**Your instructions**
Please give the count of lines holding the string "level" and nothing besides.

......

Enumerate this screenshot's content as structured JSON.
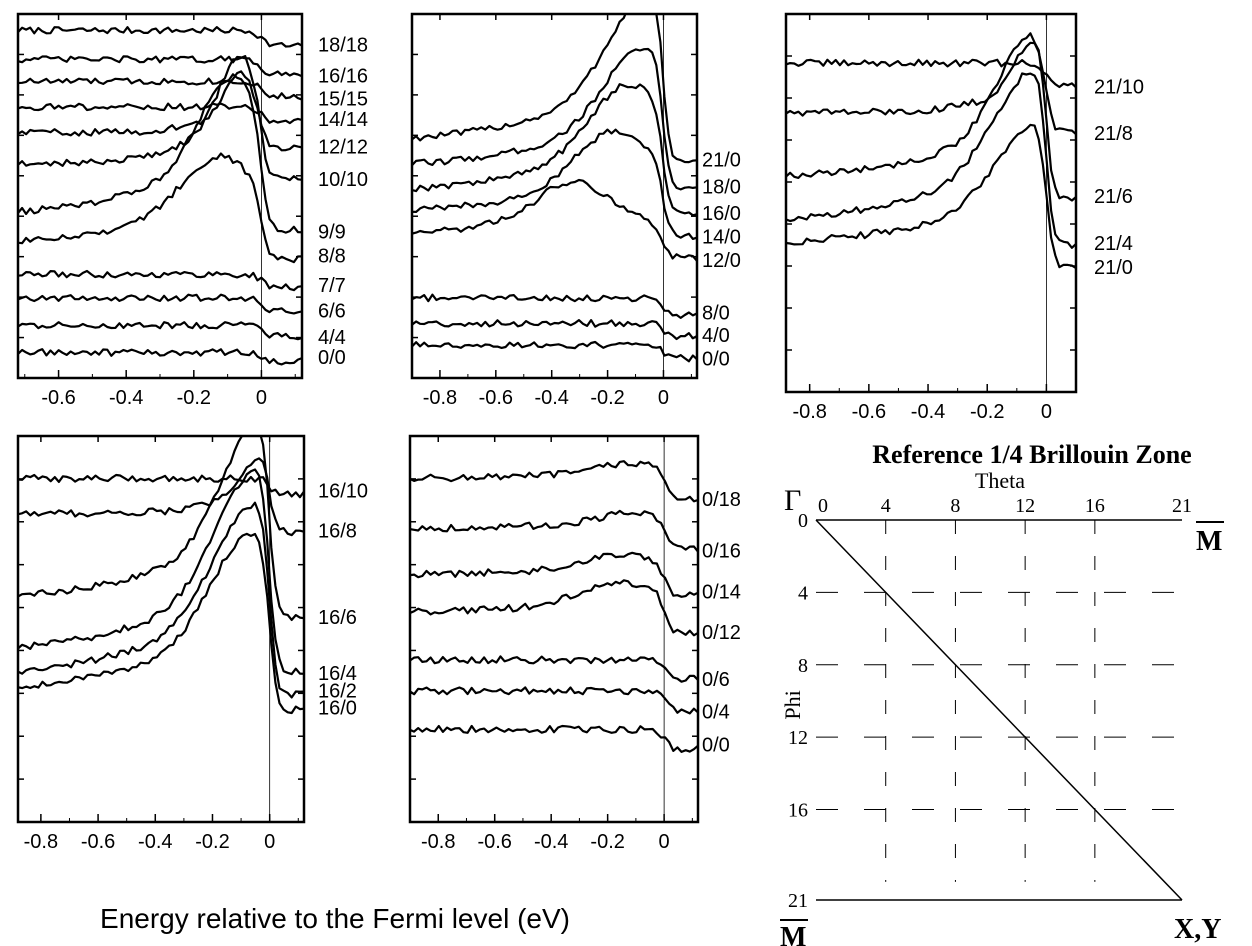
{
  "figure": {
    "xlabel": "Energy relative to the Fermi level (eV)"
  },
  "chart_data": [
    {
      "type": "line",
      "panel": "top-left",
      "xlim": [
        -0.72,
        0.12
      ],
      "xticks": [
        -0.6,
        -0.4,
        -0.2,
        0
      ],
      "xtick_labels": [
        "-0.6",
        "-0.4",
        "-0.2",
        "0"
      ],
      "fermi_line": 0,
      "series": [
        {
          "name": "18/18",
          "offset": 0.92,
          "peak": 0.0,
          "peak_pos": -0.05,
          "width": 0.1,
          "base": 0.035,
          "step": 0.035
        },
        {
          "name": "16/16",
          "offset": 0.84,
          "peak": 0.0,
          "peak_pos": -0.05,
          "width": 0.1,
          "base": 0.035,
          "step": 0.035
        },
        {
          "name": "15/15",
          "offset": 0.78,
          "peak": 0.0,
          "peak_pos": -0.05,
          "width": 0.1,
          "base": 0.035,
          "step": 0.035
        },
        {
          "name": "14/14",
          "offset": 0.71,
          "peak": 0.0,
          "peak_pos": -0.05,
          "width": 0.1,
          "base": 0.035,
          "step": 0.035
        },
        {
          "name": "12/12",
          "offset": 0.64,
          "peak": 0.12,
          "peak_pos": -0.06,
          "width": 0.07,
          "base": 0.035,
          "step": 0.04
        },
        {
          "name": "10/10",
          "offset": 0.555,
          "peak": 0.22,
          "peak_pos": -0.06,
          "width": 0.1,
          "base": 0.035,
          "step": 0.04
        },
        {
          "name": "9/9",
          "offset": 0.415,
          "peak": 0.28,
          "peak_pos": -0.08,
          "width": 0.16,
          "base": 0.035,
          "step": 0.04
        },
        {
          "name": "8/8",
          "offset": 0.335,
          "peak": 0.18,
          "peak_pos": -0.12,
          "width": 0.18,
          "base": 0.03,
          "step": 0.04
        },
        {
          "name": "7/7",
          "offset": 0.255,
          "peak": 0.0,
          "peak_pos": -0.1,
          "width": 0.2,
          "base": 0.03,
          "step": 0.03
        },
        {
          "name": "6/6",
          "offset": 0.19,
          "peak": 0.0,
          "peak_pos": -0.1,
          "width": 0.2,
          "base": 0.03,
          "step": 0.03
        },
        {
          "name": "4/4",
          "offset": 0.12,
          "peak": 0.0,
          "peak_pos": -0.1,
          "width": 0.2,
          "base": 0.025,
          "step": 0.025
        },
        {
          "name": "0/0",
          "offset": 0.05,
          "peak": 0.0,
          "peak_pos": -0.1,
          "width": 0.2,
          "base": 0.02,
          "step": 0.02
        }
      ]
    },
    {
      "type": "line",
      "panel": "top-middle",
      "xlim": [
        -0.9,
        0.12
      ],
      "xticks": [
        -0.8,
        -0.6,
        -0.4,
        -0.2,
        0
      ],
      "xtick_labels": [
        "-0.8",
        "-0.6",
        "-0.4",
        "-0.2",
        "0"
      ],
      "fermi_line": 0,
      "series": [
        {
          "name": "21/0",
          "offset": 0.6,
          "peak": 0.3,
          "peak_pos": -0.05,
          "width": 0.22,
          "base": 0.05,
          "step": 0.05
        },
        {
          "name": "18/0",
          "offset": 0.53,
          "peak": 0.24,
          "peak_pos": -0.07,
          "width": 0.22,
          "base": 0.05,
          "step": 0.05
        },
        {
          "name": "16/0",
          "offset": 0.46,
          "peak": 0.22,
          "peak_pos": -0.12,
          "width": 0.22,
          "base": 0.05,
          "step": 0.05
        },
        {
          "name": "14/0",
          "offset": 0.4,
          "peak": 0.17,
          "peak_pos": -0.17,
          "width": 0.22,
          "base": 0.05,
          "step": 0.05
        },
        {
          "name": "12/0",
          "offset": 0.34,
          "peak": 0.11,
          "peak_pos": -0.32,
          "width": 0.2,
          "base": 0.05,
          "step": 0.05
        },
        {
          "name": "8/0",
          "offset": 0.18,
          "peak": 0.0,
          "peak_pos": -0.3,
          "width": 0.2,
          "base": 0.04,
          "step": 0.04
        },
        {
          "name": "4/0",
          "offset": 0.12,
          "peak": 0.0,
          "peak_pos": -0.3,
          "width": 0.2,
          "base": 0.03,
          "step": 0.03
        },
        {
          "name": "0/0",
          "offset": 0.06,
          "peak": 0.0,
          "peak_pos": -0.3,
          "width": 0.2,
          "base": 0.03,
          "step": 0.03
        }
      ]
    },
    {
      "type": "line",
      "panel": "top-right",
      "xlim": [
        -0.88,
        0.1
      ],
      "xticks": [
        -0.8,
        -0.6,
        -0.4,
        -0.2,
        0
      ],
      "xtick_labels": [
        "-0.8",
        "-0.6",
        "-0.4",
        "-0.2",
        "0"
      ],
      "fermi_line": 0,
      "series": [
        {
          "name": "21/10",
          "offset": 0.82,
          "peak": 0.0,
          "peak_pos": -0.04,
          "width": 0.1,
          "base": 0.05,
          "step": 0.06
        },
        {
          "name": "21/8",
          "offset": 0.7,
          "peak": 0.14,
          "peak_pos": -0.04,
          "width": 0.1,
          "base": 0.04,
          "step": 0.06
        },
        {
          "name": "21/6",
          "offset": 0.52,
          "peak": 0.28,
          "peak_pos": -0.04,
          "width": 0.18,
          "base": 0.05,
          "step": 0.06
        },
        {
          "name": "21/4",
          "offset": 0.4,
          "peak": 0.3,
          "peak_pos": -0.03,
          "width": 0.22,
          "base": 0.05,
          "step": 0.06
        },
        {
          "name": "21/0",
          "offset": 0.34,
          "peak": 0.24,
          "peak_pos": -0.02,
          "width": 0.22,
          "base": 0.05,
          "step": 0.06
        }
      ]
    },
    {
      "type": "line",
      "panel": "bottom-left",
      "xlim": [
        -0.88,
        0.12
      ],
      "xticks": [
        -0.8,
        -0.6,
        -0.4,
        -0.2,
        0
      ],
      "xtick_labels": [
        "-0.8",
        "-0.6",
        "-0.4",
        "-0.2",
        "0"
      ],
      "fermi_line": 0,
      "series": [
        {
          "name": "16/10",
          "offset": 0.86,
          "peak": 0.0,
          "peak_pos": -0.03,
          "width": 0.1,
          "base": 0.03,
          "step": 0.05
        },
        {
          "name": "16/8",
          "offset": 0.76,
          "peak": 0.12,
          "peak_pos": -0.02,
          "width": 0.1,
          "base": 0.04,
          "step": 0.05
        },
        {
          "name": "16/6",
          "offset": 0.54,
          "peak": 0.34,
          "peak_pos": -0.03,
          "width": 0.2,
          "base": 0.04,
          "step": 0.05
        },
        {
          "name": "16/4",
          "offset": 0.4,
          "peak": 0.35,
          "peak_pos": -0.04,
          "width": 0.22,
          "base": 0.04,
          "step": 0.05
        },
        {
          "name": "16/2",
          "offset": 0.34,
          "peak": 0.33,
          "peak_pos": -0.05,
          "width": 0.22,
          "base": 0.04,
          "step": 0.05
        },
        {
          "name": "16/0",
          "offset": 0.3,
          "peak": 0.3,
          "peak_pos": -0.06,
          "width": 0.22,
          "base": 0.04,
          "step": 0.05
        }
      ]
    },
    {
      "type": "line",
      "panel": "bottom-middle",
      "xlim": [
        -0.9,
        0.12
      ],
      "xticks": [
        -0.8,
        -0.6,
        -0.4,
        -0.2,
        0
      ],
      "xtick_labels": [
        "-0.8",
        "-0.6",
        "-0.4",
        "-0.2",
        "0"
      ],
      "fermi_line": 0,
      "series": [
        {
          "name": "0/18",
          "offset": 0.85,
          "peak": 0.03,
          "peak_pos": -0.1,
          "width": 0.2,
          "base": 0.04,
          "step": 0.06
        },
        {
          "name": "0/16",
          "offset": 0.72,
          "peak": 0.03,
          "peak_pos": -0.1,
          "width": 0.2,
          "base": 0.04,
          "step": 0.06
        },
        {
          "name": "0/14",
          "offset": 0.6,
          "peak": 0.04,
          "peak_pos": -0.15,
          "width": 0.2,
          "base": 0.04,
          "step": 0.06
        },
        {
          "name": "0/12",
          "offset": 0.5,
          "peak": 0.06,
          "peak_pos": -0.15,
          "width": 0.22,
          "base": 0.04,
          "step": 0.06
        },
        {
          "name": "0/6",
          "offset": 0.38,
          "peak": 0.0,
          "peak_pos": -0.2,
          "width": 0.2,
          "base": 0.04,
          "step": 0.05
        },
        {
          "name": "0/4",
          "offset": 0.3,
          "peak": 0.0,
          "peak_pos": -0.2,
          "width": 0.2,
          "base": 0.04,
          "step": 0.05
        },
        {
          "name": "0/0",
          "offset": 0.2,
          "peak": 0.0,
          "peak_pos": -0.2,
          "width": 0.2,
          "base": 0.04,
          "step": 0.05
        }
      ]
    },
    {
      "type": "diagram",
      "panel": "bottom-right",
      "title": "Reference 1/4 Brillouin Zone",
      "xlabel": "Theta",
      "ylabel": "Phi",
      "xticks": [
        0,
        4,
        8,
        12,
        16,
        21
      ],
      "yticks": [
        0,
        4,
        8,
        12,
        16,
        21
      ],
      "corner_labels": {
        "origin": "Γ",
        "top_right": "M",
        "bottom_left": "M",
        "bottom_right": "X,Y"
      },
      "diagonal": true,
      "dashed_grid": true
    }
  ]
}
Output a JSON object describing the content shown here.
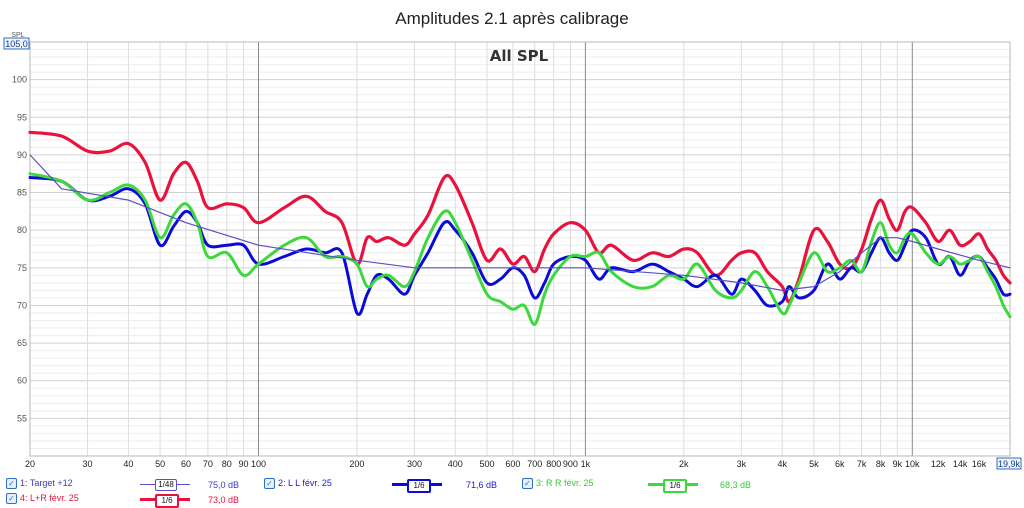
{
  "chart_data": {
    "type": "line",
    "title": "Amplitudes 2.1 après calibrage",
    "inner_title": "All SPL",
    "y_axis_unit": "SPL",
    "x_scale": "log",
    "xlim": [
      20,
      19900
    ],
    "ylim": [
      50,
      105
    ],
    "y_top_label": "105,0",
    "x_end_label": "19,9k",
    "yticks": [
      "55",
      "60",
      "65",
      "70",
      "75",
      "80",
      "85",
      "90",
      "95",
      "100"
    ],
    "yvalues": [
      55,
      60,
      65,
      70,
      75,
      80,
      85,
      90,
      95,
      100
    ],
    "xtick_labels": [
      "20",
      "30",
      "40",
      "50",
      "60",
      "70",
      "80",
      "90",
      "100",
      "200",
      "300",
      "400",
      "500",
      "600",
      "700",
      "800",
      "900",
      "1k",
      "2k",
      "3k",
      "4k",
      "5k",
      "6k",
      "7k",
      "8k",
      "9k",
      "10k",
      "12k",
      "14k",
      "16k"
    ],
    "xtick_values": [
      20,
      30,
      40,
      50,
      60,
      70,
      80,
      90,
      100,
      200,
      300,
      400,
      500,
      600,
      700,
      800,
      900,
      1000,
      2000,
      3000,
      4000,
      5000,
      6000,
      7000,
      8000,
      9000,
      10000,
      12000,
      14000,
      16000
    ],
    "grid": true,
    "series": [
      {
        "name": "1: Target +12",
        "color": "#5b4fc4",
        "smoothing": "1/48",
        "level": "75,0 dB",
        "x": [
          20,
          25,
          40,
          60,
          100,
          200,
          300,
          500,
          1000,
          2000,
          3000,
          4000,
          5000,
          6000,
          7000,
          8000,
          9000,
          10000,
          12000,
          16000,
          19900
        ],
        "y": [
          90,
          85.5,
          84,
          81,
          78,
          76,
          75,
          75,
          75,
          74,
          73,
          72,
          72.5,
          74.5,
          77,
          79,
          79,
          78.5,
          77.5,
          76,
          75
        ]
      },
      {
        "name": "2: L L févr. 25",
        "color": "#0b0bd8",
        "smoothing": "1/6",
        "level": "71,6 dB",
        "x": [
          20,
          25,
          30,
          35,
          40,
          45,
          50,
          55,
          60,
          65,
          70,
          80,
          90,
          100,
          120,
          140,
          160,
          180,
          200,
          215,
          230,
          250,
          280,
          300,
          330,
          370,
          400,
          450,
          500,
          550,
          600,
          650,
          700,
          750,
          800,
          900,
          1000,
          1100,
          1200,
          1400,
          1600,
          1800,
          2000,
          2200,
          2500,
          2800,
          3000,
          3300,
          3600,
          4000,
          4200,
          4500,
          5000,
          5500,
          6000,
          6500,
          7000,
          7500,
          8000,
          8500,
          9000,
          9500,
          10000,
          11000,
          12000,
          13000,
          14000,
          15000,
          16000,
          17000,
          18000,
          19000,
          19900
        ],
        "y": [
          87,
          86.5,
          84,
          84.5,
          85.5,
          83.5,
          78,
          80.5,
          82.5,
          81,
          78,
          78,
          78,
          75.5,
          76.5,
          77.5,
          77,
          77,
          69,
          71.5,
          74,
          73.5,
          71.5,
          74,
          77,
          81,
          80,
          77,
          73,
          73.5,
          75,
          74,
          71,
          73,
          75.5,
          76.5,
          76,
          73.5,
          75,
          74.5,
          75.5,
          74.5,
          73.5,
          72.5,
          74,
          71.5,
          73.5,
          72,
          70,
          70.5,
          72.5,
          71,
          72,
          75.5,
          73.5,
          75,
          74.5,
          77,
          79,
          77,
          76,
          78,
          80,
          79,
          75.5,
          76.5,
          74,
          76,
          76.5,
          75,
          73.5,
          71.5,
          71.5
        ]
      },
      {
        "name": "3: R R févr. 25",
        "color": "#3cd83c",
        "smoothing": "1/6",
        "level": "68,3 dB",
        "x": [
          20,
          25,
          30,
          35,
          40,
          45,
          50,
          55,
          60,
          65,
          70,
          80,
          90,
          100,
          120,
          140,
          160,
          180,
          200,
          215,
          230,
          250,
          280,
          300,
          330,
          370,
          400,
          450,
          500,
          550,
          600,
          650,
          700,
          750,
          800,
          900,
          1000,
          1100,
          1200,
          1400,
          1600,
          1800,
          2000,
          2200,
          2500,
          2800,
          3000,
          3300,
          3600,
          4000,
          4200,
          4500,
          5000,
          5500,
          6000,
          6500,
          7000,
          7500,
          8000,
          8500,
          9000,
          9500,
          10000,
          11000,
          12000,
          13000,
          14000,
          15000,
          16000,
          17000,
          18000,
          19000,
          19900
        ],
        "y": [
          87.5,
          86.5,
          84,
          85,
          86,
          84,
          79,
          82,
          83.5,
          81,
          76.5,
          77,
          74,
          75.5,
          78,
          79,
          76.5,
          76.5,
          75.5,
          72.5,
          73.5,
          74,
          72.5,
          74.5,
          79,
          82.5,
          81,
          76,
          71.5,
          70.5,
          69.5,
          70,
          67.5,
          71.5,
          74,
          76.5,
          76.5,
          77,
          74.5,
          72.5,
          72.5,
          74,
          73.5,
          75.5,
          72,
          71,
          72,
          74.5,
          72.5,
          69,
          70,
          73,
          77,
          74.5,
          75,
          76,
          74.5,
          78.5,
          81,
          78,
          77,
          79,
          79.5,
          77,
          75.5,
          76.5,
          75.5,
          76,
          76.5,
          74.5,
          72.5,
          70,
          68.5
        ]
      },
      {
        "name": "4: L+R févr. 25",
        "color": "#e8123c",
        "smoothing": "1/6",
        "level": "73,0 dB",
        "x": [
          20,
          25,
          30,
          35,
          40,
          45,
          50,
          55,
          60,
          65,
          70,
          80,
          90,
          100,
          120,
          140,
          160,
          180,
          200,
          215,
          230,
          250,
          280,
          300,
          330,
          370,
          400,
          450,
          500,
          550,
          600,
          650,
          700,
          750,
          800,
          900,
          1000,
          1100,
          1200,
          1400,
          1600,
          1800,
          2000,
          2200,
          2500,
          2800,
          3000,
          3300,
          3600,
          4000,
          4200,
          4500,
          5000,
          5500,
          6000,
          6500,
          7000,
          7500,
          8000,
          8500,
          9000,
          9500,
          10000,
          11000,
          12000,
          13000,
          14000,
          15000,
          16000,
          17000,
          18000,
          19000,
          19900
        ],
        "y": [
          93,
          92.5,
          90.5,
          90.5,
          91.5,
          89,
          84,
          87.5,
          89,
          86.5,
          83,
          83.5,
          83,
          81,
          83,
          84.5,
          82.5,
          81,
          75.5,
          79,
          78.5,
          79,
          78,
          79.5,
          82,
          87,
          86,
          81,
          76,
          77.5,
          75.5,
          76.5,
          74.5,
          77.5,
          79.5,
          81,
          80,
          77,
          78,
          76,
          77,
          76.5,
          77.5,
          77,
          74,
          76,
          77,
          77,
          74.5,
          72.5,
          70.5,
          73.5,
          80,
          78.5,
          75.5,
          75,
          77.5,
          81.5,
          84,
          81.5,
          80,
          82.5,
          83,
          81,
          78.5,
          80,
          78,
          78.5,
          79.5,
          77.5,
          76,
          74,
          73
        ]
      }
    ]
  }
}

......

**Task answer**
5